+++ Data provided
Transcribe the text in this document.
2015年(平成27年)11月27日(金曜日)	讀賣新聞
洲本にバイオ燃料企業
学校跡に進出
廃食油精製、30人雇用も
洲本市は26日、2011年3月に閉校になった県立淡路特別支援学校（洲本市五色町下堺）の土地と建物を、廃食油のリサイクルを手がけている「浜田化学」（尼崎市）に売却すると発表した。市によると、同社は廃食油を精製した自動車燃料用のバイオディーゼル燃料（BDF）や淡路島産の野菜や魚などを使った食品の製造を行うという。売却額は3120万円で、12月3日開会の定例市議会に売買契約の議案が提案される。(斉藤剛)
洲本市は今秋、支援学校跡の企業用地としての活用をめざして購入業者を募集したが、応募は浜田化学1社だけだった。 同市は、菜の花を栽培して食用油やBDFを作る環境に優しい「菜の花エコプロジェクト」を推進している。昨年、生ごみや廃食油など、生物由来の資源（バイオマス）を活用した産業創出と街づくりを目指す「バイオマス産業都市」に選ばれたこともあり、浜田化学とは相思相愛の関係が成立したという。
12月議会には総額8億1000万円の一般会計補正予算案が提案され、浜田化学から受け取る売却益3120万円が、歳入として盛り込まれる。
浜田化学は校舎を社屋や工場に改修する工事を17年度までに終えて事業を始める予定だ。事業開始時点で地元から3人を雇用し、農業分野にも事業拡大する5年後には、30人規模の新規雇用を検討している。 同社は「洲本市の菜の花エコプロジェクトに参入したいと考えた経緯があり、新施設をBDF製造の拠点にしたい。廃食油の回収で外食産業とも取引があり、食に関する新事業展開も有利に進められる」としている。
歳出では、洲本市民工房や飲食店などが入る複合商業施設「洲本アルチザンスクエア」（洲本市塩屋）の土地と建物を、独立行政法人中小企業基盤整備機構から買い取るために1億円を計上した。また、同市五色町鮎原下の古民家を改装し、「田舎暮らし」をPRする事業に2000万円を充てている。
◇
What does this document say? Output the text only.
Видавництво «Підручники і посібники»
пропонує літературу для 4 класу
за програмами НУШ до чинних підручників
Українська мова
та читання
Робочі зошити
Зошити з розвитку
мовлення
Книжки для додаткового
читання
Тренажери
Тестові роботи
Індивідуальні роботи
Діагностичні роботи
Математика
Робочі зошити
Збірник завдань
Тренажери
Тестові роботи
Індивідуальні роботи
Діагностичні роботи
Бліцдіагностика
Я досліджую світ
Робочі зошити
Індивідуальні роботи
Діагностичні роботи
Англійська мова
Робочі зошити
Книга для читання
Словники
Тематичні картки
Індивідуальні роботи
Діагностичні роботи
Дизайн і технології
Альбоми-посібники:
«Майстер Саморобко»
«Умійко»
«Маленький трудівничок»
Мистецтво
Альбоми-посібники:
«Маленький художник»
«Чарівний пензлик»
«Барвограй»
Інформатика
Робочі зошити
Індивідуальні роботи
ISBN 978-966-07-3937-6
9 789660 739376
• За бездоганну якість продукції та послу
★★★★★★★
++++++
*Exercise aim*
Starting with the line that contains "What does this", repeat each line through the last one exactly as it appears. Include both ends and nothing more.

*Exercise answer*
What does this document say? Output the text only.
Видавництво «Підручники і посібники»
пропонує літературу для 4 класу
за програмами НУШ до чинних підручників
Українська мова
та читання
Робочі зошити
Зошити з розвитку
мовлення
Книжки для додаткового
читання
Тренажери
Тестові роботи
Індивідуальні роботи
Діагностичні роботи
Математика
Робочі зошити
Збірник завдань
Тренажери
Тестові роботи
Індивідуальні роботи
Діагностичні роботи
Бліцдіагностика
Я досліджую світ
Робочі зошити
Індивідуальні роботи
Діагностичні роботи
Англійська мова
Робочі зошити
Книга для читання
Словники
Тематичні картки
Індивідуальні роботи
Діагностичні роботи
Дизайн і технології
Альбоми-посібники:
«Майстер Саморобко»
«Умійко»
«Маленький трудівничок»
Мистецтво
Альбоми-посібники:
«Маленький художник»
«Чарівний пензлик»
«Барвограй»
Інформатика
Робочі зошити
Індивідуальні роботи
ISBN 978-966-07-3937-6
9 789660 739376
• За бездоганну якість продукції та послу
★★★★★★★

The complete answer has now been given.